Data records
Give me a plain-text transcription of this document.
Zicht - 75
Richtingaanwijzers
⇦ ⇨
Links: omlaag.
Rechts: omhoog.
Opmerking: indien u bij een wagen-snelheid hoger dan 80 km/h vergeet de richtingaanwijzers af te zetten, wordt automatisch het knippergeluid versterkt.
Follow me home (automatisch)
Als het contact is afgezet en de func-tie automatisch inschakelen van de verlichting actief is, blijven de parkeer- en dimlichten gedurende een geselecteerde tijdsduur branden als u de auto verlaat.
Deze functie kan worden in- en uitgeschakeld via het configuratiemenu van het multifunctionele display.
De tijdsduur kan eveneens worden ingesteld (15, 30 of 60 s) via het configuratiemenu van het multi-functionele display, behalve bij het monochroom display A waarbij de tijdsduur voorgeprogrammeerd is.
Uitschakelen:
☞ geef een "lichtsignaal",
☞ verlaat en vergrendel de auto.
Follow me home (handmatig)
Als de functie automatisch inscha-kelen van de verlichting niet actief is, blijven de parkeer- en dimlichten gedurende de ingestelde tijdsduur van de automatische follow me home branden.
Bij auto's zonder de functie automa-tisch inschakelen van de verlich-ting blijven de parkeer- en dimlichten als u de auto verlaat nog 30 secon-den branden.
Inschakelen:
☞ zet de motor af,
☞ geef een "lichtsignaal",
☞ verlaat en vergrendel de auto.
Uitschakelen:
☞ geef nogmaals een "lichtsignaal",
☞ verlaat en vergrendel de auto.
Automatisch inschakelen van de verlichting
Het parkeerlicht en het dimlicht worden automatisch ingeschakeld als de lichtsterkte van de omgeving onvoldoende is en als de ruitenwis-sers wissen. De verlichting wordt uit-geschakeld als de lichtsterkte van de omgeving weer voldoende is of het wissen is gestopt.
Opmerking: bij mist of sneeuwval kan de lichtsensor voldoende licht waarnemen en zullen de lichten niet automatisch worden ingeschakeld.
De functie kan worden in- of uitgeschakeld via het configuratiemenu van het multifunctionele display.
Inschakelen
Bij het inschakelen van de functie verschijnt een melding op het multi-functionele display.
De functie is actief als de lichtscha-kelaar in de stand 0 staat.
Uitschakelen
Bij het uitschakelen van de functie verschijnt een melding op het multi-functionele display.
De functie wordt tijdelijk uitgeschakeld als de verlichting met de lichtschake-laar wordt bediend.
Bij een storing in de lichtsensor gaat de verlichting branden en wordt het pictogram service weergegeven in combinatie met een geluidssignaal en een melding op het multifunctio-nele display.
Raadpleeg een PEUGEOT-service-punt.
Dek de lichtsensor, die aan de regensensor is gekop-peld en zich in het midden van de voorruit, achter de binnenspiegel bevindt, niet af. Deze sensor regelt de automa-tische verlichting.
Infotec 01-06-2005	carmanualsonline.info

WRITTEN EXERCISE: From the entries above, copy every line that holds the word "gedurende".

TASK SOLUTION:
Als het contact is afgezet en de func-tie automatisch inschakelen van de verlichting actief is, blijven de parkeer- en dimlichten gedurende een geselecteerde tijdsduur branden als u de auto verlaat.
Als de functie automatisch inscha-kelen van de verlichting niet actief is, blijven de parkeer- en dimlichten gedurende de ingestelde tijdsduur van de automatische follow me home branden.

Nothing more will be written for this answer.